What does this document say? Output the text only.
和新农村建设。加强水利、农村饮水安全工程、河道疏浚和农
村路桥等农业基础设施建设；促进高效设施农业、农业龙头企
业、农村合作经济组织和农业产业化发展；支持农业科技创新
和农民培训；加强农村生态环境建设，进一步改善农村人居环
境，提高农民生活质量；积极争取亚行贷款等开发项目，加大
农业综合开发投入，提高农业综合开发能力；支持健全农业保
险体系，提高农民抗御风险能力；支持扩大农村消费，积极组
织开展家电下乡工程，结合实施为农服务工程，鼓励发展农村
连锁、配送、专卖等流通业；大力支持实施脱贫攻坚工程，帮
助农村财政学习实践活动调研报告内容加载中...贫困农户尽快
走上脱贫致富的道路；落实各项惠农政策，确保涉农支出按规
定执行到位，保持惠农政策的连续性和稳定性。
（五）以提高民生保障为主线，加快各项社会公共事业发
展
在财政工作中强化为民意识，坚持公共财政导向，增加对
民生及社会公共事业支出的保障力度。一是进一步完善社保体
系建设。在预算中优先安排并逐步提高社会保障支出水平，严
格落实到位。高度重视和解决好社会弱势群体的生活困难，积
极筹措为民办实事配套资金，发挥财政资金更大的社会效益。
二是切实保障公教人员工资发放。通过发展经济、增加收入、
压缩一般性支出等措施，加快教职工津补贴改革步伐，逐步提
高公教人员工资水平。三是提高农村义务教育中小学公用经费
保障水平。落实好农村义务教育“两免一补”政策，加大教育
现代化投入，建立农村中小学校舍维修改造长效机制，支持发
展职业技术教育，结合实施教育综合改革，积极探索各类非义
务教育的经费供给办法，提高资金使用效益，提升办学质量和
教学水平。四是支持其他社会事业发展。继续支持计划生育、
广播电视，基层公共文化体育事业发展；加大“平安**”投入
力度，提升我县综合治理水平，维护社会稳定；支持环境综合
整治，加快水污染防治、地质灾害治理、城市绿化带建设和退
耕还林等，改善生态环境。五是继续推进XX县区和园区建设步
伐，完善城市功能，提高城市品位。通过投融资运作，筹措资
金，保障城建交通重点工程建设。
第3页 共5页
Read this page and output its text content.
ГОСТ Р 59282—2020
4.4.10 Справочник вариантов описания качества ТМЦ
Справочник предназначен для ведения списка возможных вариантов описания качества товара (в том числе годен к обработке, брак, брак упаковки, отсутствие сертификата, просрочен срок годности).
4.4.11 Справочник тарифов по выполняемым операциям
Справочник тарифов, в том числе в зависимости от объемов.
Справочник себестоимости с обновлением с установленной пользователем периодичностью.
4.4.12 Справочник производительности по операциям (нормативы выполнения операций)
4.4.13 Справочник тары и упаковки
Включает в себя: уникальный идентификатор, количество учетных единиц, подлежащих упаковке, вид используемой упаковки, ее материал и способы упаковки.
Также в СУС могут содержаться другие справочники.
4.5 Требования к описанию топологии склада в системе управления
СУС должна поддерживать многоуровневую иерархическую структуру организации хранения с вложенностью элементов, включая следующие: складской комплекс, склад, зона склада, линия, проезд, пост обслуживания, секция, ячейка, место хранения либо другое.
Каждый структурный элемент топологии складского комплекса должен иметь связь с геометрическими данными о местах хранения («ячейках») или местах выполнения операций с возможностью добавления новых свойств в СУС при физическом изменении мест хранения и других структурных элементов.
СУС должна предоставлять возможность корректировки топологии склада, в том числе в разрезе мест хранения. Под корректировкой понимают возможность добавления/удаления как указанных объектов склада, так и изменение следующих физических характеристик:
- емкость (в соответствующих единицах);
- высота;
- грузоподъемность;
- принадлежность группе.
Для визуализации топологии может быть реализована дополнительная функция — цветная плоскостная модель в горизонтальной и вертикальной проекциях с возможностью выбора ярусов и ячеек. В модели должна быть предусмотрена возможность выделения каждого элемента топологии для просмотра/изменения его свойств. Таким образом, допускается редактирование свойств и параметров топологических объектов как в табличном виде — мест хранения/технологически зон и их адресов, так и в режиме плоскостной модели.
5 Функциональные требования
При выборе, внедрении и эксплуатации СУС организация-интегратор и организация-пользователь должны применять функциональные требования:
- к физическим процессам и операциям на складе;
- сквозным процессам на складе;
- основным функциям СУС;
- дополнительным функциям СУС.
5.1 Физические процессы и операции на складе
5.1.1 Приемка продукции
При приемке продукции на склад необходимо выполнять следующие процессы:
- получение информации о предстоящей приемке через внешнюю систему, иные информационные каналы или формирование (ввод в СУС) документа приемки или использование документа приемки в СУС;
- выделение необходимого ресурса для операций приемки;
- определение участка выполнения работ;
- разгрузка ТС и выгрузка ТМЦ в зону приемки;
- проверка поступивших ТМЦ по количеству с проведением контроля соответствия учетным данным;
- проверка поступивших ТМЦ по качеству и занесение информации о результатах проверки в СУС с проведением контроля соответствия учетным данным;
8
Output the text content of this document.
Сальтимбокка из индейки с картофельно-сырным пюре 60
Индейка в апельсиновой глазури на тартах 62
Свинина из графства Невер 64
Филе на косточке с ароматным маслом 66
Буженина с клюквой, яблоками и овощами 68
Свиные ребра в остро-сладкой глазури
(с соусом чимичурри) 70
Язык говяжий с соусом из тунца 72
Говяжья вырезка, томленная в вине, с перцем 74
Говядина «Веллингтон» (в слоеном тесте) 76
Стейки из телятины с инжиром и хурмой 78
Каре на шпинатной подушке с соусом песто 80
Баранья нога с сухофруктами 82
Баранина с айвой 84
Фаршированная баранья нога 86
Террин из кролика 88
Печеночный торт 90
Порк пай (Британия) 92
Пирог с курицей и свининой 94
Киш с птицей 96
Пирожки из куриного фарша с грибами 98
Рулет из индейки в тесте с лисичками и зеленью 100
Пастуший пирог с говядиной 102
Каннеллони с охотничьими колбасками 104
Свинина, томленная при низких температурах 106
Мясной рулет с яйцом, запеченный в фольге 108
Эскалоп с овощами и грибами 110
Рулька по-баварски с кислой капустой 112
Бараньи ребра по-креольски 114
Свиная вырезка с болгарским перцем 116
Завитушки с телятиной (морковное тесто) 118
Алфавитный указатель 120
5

|---|

→ WRITTEN TASK
Return each line of the data that contains the string "операций".

→ RESPONSE TO THE EXERCISE
4.4.12 Справочник производительности по операциям (нормативы выполнения операций)
Каждый структурный элемент топологии складского комплекса должен иметь связь с геометрическими данными о местах хранения («ячейках») или местах выполнения операций с возможностью добавления новых свойств в СУС при физическом изменении мест хранения и других структурных элементов.
- выделение необходимого ресурса для операций приемки;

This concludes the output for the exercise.